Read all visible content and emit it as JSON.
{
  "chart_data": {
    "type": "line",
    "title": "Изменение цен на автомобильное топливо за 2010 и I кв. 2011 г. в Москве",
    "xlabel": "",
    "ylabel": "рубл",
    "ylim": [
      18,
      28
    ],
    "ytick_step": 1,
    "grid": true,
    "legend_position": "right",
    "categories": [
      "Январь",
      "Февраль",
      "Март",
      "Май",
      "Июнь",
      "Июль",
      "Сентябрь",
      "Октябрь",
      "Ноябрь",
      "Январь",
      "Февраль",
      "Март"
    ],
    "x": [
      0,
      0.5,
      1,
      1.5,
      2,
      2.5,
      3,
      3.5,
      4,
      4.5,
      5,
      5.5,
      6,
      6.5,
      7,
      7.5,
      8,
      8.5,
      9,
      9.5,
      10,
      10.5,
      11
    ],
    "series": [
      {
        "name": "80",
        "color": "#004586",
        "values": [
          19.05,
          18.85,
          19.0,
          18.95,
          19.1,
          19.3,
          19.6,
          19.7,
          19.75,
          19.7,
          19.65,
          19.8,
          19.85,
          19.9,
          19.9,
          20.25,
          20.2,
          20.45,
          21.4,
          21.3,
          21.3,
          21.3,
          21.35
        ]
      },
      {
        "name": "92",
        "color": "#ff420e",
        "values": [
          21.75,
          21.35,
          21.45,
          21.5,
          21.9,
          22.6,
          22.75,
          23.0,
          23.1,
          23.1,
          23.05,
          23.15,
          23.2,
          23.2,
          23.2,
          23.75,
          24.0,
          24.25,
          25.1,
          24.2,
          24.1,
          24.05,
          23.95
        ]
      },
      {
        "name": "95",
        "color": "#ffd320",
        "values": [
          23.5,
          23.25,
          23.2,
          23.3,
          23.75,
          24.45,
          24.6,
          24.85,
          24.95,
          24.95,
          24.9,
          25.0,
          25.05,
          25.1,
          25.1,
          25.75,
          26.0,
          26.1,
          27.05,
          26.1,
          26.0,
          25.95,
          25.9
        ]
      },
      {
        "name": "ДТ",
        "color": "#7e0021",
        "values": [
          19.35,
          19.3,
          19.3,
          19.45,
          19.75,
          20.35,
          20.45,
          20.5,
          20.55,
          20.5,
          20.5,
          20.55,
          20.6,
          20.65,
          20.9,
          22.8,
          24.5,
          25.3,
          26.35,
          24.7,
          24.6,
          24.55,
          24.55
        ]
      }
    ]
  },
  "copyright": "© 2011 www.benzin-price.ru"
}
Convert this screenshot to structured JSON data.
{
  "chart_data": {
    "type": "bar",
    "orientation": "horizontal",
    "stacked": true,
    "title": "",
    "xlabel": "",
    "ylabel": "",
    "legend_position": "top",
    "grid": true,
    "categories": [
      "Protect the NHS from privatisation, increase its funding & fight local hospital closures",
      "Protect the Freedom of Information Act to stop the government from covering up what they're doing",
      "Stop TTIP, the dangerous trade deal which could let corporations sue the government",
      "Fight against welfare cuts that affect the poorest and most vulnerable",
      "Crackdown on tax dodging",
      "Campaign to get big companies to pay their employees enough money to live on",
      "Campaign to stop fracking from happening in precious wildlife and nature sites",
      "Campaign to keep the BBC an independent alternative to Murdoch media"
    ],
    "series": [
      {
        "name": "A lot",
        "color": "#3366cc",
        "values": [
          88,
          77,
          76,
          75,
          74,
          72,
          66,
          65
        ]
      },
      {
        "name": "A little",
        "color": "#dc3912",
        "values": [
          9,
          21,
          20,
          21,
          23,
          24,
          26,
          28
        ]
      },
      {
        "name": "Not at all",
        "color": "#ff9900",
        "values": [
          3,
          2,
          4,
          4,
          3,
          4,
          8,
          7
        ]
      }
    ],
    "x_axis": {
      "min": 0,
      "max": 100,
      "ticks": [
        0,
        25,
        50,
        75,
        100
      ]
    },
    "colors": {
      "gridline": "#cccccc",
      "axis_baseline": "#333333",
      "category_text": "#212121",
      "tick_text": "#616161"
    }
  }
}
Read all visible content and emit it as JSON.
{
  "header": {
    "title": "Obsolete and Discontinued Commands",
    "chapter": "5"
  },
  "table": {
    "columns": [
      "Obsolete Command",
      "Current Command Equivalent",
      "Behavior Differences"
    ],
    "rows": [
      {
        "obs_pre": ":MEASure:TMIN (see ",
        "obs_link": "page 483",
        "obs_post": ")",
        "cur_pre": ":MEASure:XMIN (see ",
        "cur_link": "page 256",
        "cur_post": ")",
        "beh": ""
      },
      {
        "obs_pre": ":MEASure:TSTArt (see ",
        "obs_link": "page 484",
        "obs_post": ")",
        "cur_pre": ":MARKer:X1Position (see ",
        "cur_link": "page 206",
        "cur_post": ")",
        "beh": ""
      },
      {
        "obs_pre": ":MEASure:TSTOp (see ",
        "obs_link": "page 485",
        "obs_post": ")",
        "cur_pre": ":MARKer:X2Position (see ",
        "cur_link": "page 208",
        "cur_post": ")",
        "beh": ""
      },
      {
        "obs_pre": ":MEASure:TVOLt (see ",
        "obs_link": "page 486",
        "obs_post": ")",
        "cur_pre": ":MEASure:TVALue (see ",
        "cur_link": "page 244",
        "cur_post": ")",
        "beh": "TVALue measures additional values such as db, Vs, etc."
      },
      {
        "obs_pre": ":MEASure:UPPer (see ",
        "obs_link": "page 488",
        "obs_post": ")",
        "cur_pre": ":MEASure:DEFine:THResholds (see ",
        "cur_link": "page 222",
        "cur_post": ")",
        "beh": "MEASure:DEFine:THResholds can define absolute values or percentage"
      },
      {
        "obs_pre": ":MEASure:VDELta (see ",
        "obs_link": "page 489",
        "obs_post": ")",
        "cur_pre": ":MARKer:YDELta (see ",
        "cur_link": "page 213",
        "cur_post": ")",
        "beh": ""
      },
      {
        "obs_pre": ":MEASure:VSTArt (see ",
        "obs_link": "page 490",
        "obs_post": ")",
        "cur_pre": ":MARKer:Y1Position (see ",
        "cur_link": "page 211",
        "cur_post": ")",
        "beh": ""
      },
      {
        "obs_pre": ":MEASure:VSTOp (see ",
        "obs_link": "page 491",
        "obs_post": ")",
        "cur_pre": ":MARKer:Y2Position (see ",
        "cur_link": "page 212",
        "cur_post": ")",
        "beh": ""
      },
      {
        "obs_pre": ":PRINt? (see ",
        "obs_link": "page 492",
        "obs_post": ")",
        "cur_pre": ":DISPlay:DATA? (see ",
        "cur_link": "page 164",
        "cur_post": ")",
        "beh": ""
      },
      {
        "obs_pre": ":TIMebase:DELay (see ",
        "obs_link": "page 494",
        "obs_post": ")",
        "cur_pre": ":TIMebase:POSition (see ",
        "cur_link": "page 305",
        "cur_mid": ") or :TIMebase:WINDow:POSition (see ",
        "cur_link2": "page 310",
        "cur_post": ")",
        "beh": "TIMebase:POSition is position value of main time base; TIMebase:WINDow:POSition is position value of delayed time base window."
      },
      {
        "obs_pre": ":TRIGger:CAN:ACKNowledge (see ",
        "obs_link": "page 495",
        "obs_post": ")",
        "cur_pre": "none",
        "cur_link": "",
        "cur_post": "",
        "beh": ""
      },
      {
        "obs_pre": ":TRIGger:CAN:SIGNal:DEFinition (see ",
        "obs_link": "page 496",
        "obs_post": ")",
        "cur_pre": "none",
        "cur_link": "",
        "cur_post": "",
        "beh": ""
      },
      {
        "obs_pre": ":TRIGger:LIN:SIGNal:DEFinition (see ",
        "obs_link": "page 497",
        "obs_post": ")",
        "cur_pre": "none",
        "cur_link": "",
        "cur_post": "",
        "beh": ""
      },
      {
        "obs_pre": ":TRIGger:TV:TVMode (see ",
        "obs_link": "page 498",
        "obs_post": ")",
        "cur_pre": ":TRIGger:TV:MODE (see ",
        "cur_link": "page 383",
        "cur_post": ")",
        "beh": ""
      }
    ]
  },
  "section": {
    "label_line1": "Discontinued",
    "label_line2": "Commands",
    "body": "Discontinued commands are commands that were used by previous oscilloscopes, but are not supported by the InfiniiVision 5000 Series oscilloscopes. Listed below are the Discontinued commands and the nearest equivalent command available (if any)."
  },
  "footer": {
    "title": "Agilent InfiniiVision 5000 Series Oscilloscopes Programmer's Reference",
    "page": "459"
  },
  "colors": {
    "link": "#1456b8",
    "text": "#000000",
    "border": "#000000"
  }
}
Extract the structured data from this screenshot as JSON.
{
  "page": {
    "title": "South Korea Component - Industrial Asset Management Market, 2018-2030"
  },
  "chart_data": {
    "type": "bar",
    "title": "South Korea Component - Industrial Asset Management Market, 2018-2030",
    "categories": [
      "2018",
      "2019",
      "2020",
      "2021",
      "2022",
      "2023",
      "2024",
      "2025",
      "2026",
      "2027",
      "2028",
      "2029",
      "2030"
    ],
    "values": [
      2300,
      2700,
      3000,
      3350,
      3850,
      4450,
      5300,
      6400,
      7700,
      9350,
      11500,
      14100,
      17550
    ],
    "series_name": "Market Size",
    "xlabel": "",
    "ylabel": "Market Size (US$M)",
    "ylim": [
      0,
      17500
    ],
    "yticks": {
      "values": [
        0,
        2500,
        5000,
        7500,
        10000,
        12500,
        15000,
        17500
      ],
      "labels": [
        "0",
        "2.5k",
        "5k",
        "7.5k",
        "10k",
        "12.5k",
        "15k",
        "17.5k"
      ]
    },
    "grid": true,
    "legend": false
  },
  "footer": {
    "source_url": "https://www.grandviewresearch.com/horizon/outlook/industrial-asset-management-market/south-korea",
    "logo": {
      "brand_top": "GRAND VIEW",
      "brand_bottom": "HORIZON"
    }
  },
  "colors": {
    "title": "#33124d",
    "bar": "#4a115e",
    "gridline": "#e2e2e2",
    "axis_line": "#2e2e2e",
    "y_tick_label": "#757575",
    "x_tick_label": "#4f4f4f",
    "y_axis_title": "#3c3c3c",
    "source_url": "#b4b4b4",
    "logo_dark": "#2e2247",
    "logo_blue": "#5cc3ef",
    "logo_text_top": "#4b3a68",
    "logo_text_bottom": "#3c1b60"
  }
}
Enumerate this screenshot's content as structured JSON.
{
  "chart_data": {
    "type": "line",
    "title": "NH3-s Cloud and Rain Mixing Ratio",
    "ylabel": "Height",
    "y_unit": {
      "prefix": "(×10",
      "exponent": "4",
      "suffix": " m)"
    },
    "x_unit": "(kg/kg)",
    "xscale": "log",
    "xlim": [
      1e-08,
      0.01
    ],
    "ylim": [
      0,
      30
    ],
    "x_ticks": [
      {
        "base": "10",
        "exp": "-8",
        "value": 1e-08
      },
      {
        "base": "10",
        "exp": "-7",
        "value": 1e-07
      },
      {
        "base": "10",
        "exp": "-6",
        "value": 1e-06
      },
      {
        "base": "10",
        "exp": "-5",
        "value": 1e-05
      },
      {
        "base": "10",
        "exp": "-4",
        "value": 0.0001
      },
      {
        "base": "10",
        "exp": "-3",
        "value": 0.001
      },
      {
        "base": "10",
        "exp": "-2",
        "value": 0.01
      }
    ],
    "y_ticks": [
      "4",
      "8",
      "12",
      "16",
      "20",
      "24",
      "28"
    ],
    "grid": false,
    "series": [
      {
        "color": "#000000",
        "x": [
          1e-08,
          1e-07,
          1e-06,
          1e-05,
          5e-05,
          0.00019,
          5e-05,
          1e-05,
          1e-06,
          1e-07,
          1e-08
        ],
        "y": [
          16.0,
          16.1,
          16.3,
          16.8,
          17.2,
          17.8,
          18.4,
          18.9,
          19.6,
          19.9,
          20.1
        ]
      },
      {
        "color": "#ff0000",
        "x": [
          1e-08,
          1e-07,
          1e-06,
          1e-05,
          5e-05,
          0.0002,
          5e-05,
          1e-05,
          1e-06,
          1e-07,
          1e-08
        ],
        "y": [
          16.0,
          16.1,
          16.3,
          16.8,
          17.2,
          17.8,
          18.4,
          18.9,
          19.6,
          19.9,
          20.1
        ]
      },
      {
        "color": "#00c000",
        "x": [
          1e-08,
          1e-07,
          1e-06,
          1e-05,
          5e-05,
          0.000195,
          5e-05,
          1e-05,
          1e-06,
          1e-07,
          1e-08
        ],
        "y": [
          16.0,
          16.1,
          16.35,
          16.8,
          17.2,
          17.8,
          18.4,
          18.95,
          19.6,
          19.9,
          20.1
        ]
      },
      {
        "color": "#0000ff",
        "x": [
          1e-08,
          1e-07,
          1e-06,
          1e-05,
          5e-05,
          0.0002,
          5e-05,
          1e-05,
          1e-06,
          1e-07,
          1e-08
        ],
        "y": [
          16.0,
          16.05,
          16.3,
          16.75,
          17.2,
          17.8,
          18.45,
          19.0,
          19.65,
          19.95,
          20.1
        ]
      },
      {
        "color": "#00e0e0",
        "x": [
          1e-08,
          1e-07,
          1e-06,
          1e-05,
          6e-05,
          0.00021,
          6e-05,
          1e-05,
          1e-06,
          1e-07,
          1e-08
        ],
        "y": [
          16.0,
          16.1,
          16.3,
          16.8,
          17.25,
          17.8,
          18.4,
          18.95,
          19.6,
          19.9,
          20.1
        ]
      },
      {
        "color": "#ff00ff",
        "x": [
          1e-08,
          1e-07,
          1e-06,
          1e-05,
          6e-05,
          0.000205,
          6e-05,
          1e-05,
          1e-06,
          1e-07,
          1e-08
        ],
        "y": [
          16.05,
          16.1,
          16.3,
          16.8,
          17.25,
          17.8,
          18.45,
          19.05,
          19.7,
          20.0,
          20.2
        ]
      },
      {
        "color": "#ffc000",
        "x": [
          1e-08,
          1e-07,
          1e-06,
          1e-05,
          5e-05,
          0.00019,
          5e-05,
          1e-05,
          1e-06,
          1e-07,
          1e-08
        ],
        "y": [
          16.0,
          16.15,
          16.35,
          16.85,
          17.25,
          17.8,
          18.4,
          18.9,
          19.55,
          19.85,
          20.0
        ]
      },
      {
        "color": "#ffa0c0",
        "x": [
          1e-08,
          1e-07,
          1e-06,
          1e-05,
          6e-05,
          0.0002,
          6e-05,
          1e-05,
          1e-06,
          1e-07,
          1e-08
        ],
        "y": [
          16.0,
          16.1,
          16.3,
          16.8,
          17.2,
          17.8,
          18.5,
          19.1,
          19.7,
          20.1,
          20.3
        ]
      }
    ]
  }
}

***

Show each line of the data that contains the string "ylabel".

WRITTEN RESPONSE
    "ylabel": "рубл",
    "ylabel": "",
    "ylabel": "Market Size (US$M)",
    "ylabel": "Height",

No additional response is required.